▶ [The task] Count how many lines of the material below have the word "Tuesday" and give only the number.
[START]
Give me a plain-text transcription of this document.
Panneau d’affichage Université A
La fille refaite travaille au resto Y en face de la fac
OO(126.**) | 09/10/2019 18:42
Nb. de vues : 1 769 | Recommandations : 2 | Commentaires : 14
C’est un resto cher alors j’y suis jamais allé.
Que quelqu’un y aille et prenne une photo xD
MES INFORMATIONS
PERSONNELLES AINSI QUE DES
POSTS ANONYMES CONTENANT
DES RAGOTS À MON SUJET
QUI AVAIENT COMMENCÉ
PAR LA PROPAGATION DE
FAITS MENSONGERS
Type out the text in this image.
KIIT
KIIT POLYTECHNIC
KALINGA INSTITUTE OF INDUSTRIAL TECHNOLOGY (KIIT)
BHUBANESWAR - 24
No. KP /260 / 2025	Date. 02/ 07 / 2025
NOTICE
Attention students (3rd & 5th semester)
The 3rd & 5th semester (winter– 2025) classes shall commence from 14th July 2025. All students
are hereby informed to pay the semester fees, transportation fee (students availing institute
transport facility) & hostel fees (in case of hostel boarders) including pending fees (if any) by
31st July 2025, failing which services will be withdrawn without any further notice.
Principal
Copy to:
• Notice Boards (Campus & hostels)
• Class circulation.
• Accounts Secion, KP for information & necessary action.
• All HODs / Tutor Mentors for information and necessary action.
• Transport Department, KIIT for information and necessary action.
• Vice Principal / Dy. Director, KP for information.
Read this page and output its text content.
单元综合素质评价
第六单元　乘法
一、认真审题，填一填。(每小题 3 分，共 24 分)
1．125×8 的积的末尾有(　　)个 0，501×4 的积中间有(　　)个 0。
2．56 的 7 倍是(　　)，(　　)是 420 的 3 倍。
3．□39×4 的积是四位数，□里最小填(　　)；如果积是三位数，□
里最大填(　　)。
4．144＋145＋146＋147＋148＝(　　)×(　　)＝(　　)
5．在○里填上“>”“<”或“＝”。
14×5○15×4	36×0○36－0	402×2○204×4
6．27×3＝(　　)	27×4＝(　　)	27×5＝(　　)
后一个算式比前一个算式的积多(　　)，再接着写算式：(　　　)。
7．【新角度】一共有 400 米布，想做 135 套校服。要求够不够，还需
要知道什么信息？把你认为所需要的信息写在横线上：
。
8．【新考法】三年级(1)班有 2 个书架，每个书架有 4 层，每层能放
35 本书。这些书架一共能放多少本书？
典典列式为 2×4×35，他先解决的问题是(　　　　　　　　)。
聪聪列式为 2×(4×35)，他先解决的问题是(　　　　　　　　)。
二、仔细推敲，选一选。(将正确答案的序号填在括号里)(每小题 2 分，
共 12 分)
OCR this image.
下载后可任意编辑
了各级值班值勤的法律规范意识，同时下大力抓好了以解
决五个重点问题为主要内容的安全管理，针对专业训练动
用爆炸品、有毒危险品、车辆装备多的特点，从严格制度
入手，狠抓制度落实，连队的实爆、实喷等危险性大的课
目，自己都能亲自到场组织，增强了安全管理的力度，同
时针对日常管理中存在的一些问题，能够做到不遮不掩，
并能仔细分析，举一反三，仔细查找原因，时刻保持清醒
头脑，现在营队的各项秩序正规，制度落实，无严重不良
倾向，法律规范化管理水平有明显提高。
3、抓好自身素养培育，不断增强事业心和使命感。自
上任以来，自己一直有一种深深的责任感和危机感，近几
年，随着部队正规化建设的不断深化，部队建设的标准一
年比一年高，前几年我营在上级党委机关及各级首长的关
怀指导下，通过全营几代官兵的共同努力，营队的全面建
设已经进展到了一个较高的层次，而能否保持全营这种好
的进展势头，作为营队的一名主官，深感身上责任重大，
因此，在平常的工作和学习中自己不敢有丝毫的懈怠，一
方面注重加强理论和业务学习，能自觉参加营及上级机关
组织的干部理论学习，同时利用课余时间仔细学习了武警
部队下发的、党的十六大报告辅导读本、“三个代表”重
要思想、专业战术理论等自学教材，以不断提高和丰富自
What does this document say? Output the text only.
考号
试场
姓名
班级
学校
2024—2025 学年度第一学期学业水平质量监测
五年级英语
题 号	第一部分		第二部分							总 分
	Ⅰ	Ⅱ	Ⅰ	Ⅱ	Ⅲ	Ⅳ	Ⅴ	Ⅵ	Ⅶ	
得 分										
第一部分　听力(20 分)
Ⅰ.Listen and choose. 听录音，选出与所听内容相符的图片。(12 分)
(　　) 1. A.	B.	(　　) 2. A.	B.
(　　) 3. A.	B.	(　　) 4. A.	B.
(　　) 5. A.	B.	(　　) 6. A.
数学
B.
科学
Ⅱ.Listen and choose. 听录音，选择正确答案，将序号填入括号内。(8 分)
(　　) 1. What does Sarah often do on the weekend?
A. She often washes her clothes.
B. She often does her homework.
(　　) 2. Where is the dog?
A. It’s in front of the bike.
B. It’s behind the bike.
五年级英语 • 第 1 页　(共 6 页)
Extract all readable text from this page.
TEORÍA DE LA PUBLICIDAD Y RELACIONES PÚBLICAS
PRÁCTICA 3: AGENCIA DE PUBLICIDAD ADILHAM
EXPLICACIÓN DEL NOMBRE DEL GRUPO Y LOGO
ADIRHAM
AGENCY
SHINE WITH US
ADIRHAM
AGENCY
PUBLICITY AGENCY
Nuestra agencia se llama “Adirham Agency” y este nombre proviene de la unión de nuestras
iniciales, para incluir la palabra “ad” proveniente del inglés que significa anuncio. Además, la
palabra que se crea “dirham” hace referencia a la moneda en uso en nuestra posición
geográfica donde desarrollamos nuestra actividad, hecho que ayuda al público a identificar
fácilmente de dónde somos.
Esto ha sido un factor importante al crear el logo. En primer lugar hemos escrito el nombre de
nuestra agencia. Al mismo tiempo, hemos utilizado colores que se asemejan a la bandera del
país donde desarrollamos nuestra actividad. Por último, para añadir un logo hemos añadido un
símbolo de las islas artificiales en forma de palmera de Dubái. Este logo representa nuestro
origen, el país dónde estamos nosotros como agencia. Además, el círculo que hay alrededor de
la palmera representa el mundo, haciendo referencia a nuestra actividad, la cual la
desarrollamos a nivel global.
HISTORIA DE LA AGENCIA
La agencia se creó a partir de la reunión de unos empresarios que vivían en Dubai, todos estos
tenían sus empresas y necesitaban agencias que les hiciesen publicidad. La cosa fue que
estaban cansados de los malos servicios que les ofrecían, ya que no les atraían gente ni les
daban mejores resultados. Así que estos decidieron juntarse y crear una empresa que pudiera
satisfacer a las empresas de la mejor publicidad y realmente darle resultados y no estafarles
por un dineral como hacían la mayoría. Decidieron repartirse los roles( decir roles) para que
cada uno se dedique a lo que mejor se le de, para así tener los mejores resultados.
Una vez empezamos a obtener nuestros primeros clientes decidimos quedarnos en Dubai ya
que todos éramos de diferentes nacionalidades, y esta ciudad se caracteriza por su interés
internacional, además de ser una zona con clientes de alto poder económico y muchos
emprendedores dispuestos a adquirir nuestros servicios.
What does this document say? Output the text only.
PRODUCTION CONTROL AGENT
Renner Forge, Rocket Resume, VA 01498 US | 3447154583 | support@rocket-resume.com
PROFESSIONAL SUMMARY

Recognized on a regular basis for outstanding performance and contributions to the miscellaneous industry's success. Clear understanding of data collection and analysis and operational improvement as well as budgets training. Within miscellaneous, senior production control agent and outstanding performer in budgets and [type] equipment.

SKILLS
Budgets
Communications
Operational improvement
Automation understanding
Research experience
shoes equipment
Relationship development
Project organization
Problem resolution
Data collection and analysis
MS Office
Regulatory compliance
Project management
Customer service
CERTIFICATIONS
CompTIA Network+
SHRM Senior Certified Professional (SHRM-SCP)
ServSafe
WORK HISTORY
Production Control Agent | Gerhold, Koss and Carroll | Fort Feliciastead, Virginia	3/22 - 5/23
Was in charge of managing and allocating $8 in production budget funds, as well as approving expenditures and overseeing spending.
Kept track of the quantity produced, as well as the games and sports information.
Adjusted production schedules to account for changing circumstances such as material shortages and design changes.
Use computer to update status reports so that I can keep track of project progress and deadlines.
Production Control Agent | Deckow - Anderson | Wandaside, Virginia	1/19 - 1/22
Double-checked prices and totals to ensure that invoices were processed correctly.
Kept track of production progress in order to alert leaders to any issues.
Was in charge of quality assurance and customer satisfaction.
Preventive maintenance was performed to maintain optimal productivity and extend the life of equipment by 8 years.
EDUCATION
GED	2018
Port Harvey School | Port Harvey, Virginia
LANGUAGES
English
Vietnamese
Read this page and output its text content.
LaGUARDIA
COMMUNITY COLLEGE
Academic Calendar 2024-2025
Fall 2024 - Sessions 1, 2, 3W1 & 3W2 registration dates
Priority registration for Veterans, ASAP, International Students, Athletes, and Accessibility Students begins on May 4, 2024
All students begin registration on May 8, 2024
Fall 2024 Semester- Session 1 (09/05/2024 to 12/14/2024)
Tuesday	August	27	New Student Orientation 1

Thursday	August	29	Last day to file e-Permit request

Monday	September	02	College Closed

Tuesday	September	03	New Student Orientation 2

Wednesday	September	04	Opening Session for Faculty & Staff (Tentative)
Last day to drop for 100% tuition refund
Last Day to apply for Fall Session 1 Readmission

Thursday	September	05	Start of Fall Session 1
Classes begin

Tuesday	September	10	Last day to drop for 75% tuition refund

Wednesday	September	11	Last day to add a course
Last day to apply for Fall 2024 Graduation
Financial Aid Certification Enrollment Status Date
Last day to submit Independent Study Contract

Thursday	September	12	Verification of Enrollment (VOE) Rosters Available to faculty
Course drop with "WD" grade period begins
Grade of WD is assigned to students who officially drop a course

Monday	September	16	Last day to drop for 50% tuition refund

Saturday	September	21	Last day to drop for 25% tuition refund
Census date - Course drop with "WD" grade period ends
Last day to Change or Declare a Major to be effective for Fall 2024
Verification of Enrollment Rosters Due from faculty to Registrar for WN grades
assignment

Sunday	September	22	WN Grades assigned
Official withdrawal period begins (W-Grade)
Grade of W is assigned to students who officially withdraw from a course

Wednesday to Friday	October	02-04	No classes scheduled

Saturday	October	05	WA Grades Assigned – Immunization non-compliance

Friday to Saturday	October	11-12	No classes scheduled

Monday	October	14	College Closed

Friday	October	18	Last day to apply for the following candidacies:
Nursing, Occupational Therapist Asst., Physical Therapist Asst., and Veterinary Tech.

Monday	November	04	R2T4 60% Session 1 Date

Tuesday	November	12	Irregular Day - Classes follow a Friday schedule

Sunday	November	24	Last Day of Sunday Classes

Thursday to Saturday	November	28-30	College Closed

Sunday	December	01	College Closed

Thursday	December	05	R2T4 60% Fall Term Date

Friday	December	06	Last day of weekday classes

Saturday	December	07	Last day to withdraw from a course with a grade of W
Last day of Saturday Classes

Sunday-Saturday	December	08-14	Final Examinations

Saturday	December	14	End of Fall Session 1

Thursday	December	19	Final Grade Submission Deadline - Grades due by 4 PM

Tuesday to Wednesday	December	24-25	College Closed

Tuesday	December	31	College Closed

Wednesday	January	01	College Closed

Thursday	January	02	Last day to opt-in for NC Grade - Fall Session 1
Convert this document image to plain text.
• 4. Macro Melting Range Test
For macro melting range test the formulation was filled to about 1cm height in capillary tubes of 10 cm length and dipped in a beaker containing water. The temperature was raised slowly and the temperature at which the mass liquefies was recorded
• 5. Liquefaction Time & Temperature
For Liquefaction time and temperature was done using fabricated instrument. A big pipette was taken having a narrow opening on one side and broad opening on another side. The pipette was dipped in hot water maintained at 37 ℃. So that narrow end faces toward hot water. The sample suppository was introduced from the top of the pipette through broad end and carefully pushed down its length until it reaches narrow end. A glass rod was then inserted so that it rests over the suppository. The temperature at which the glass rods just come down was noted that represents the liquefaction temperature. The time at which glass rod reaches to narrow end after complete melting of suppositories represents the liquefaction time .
[END]
▶ [Full answer] 6